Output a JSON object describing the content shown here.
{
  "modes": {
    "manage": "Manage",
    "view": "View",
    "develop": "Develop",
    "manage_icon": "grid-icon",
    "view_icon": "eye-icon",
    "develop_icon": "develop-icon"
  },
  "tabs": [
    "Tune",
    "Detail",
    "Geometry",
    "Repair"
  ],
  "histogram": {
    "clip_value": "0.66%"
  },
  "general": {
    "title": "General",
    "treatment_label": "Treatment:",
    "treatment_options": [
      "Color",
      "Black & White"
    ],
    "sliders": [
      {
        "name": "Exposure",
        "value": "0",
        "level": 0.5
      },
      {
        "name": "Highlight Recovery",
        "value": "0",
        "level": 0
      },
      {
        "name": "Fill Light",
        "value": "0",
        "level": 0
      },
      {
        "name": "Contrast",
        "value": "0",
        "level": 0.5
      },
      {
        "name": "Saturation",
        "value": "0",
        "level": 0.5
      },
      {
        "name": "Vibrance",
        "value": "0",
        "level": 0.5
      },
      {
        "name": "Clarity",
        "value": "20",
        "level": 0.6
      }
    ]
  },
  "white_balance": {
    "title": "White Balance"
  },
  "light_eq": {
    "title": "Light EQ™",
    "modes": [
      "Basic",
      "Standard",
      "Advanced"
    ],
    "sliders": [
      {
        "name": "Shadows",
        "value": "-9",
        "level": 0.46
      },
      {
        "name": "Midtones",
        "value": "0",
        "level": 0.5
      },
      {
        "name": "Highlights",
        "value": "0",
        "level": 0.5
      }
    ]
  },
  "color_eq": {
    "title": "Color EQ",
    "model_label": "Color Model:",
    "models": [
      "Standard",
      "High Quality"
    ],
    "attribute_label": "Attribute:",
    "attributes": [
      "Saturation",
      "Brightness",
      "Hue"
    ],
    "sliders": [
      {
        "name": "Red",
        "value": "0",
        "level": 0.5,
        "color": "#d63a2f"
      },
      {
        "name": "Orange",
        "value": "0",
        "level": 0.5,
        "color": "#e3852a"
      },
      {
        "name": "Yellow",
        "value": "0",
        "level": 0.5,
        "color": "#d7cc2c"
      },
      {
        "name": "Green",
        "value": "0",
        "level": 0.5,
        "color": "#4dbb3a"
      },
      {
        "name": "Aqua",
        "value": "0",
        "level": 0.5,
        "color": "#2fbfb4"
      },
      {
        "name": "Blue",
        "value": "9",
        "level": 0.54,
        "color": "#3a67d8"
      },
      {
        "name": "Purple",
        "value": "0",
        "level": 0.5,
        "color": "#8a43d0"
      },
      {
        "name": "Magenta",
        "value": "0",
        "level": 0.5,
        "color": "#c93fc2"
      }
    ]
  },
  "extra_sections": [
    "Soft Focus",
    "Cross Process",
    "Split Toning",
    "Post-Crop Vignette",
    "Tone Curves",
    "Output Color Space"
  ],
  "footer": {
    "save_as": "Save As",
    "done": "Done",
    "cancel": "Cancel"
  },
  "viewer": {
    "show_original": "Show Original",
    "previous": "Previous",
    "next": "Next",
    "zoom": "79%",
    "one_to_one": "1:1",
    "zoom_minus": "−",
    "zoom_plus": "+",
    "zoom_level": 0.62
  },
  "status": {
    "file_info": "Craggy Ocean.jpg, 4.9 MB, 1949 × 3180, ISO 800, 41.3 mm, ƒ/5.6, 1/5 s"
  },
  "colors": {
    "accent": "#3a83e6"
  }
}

Description of the task:
Pick out the lines containing the string "icon".

Expected answer:
    "manage_icon": "grid-icon",
    "view_icon": "eye-icon",
    "develop_icon": "develop-icon"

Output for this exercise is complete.